** begin **

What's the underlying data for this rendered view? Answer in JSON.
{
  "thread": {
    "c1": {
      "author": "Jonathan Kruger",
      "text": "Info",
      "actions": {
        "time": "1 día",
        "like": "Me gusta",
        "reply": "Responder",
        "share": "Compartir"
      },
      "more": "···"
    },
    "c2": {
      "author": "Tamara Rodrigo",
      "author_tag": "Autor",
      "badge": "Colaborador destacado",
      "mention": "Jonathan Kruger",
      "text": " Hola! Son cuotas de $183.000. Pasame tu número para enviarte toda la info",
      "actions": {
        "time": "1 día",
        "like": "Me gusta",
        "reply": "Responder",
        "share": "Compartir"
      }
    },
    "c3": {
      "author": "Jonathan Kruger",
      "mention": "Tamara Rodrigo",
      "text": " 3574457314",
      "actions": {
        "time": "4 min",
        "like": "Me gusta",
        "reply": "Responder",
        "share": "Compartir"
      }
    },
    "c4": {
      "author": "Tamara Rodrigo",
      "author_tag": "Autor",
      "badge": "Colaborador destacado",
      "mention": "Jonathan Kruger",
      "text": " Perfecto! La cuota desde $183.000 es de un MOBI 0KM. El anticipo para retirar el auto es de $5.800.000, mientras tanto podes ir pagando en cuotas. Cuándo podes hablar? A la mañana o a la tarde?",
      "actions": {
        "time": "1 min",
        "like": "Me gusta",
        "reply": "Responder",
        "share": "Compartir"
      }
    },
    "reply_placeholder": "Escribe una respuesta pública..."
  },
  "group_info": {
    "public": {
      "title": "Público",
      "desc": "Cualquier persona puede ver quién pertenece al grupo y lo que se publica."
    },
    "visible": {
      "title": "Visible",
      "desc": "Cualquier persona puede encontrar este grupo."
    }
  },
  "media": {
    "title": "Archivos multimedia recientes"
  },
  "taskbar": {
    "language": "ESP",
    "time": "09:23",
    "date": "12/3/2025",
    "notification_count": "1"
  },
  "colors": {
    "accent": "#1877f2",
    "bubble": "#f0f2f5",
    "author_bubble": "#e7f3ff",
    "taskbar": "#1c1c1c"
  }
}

** end **

• _WHAT YOU WILL DO_
All of the lines above need to be given again exactly.

• _TASK ANSWER_
What's the underlying data for this rendered view? Answer in JSON.
{
  "thread": {
    "c1": {
      "author": "Jonathan Kruger",
      "text": "Info",
      "actions": {
        "time": "1 día",
        "like": "Me gusta",
        "reply": "Responder",
        "share": "Compartir"
      },
      "more": "···"
    },
    "c2": {
      "author": "Tamara Rodrigo",
      "author_tag": "Autor",
      "badge": "Colaborador destacado",
      "mention": "Jonathan Kruger",
      "text": " Hola! Son cuotas de $183.000. Pasame tu número para enviarte toda la info",
      "actions": {
        "time": "1 día",
        "like": "Me gusta",
        "reply": "Responder",
        "share": "Compartir"
      }
    },
    "c3": {
      "author": "Jonathan Kruger",
      "mention": "Tamara Rodrigo",
      "text": " 3574457314",
      "actions": {
        "time": "4 min",
        "like": "Me gusta",
        "reply": "Responder",
        "share": "Compartir"
      }
    },
    "c4": {
      "author": "Tamara Rodrigo",
      "author_tag": "Autor",
      "badge": "Colaborador destacado",
      "mention": "Jonathan Kruger",
      "text": " Perfecto! La cuota desde $183.000 es de un MOBI 0KM. El anticipo para retirar el auto es de $5.800.000, mientras tanto podes ir pagando en cuotas. Cuándo podes hablar? A la mañana o a la tarde?",
      "actions": {
        "time": "1 min",
        "like": "Me gusta",
        "reply": "Responder",
        "share": "Compartir"
      }
    },
    "reply_placeholder": "Escribe una respuesta pública..."
  },
  "group_info": {
    "public": {
      "title": "Público",
      "desc": "Cualquier persona puede ver quién pertenece al grupo y lo que se publica."
    },
    "visible": {
      "title": "Visible",
      "desc": "Cualquier persona puede encontrar este grupo."
    }
  },
  "media": {
    "title": "Archivos multimedia recientes"
  },
  "taskbar": {
    "language": "ESP",
    "time": "09:23",
    "date": "12/3/2025",
    "notification_count": "1"
  },
  "colors": {
    "accent": "#1877f2",
    "bubble": "#f0f2f5",
    "author_bubble": "#e7f3ff",
    "taskbar": "#1c1c1c"
  }
}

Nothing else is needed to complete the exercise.